_Goal of the exercise:_ Wherever the string "this" appears in the listing, copy that line.

_Stored rows:_
=-=-=

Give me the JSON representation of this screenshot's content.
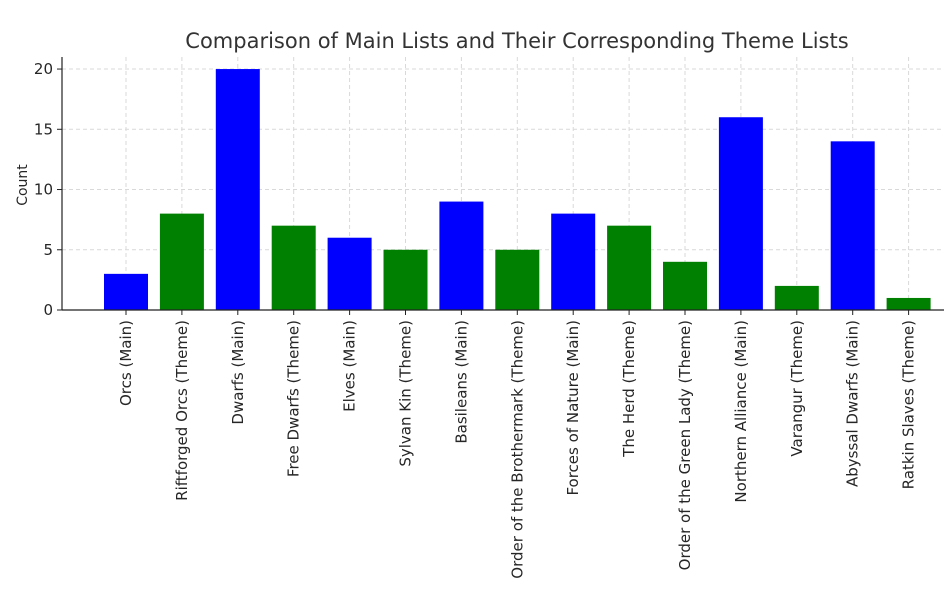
{
  "chart_data": {
    "type": "bar",
    "title": "Comparison of Main Lists and Their Corresponding Theme Lists",
    "xlabel": "",
    "ylabel": "Count",
    "ylim": [
      0,
      21
    ],
    "yticks": [
      0,
      5,
      10,
      15,
      20
    ],
    "grid": true,
    "categories": [
      "Orcs (Main)",
      "Riftforged Orcs (Theme)",
      "Dwarfs (Main)",
      "Free Dwarfs (Theme)",
      "Elves (Main)",
      "Sylvan Kin (Theme)",
      "Basileans (Main)",
      "Order of the Brothermark (Theme)",
      "Forces of Nature (Main)",
      "The Herd (Theme)",
      "Order of the Green Lady (Theme)",
      "Northern Alliance (Main)",
      "Varangur (Theme)",
      "Abyssal Dwarfs (Main)",
      "Ratkin Slaves (Theme)"
    ],
    "values": [
      3,
      8,
      20,
      7,
      6,
      5,
      9,
      5,
      8,
      7,
      4,
      16,
      2,
      14,
      1
    ],
    "bar_colors": [
      "#0000ff",
      "#008000",
      "#0000ff",
      "#008000",
      "#0000ff",
      "#008000",
      "#0000ff",
      "#008000",
      "#0000ff",
      "#008000",
      "#008000",
      "#0000ff",
      "#008000",
      "#0000ff",
      "#008000"
    ]
  }
}
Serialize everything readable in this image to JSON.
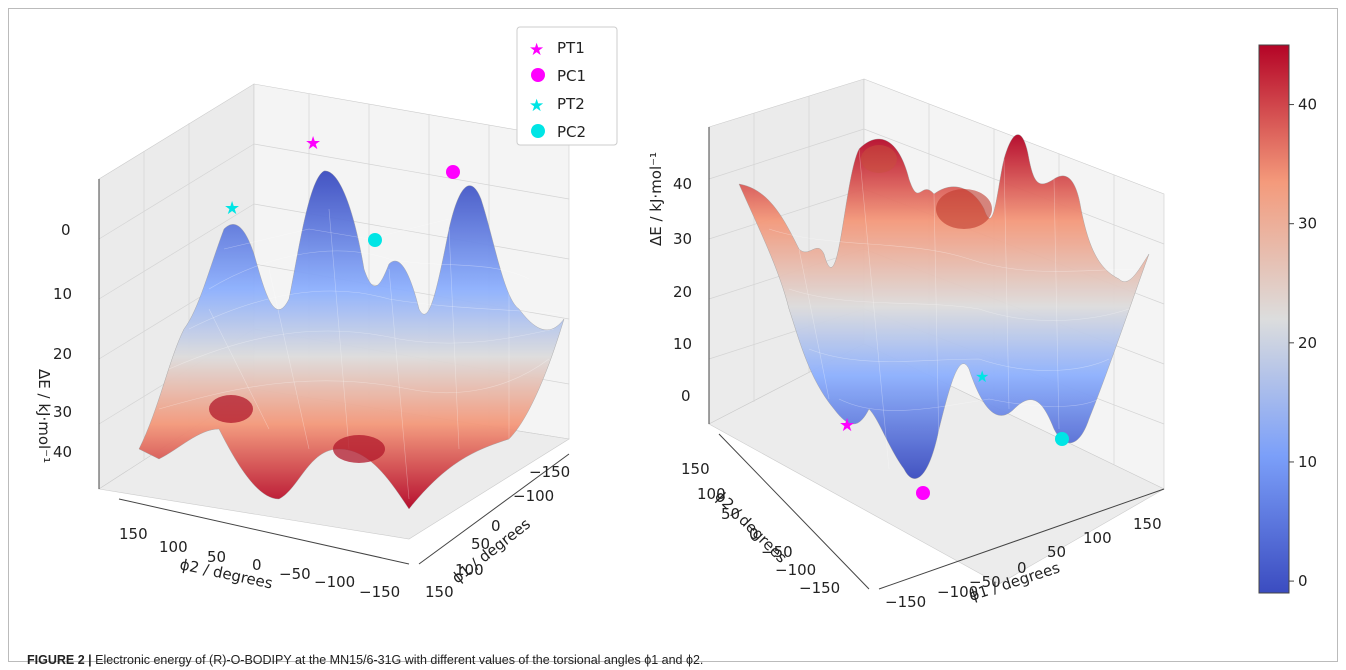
{
  "caption": {
    "label": "FIGURE 2 |",
    "text": "Electronic energy of (R)-O-BODIPY at the MN15/6-31G with different values of the torsional angles ϕ1 and ϕ2."
  },
  "legend": {
    "placement": "top-center",
    "entries": [
      {
        "label": "PT1",
        "marker": "star",
        "color": "#ff00ff"
      },
      {
        "label": "PC1",
        "marker": "circle",
        "color": "#ff00ff"
      },
      {
        "label": "PT2",
        "marker": "star",
        "color": "#00eeee"
      },
      {
        "label": "PC2",
        "marker": "circle",
        "color": "#00eeee"
      }
    ]
  },
  "chart_data": [
    {
      "type": "surface",
      "title": "",
      "xlabel": "ϕ2 / degrees",
      "ylabel": "ϕ1 / degrees",
      "zlabel": "ΔE / kJ·mol⁻¹",
      "x_ticks": [
        "150",
        "100",
        "50",
        "0",
        "−50",
        "−100",
        "−150"
      ],
      "y_ticks": [
        "150",
        "100",
        "50",
        "0",
        "−100",
        "−150"
      ],
      "z_ticks": [
        "0",
        "10",
        "20",
        "30",
        "40"
      ],
      "zlim": [
        0,
        45
      ],
      "z_axis_inverted": true,
      "grid": true,
      "colormap": "coolwarm",
      "markers": [
        {
          "name": "PT1",
          "phi1": 0,
          "phi2": 0,
          "energy": 0
        },
        {
          "name": "PC1",
          "phi1": 150,
          "phi2": 0,
          "energy": 1
        },
        {
          "name": "PT2",
          "phi1": 0,
          "phi2": 150,
          "energy": 2
        },
        {
          "name": "PC2",
          "phi1": 150,
          "phi2": 150,
          "energy": 3
        }
      ]
    },
    {
      "type": "surface",
      "title": "",
      "xlabel": "ϕ1 / degrees",
      "ylabel": "ϕ2 / degrees",
      "zlabel": "ΔE / kJ·mol⁻¹",
      "x_ticks": [
        "−150",
        "−100",
        "−50",
        "0",
        "50",
        "100",
        "150"
      ],
      "y_ticks": [
        "150",
        "100",
        "50",
        "0",
        "−50",
        "−100",
        "−150"
      ],
      "z_ticks": [
        "0",
        "10",
        "20",
        "30",
        "40"
      ],
      "zlim": [
        0,
        45
      ],
      "z_axis_inverted": false,
      "grid": true,
      "colormap": "coolwarm",
      "markers": [
        {
          "name": "PT1",
          "phi1": -150,
          "phi2": 0,
          "energy": 0
        },
        {
          "name": "PC1",
          "phi1": -50,
          "phi2": 50,
          "energy": 1
        },
        {
          "name": "PT2",
          "phi1": 50,
          "phi2": -100,
          "energy": 2
        },
        {
          "name": "PC2",
          "phi1": 150,
          "phi2": 0,
          "energy": 3
        }
      ]
    }
  ],
  "colorbar": {
    "ticks": [
      "40",
      "30",
      "20",
      "10",
      "0"
    ],
    "values": [
      40,
      30,
      20,
      10,
      0
    ],
    "min": -1,
    "max": 45,
    "colors": [
      "#3b4cc0",
      "#7b9ff9",
      "#c0d4f5",
      "#f2cbb7",
      "#ee8468",
      "#b40426"
    ]
  }
}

=-=-=

_Response to the exercise:_
Give me the JSON representation of this screenshot's content.
Serialize everything readable in this image to JSON.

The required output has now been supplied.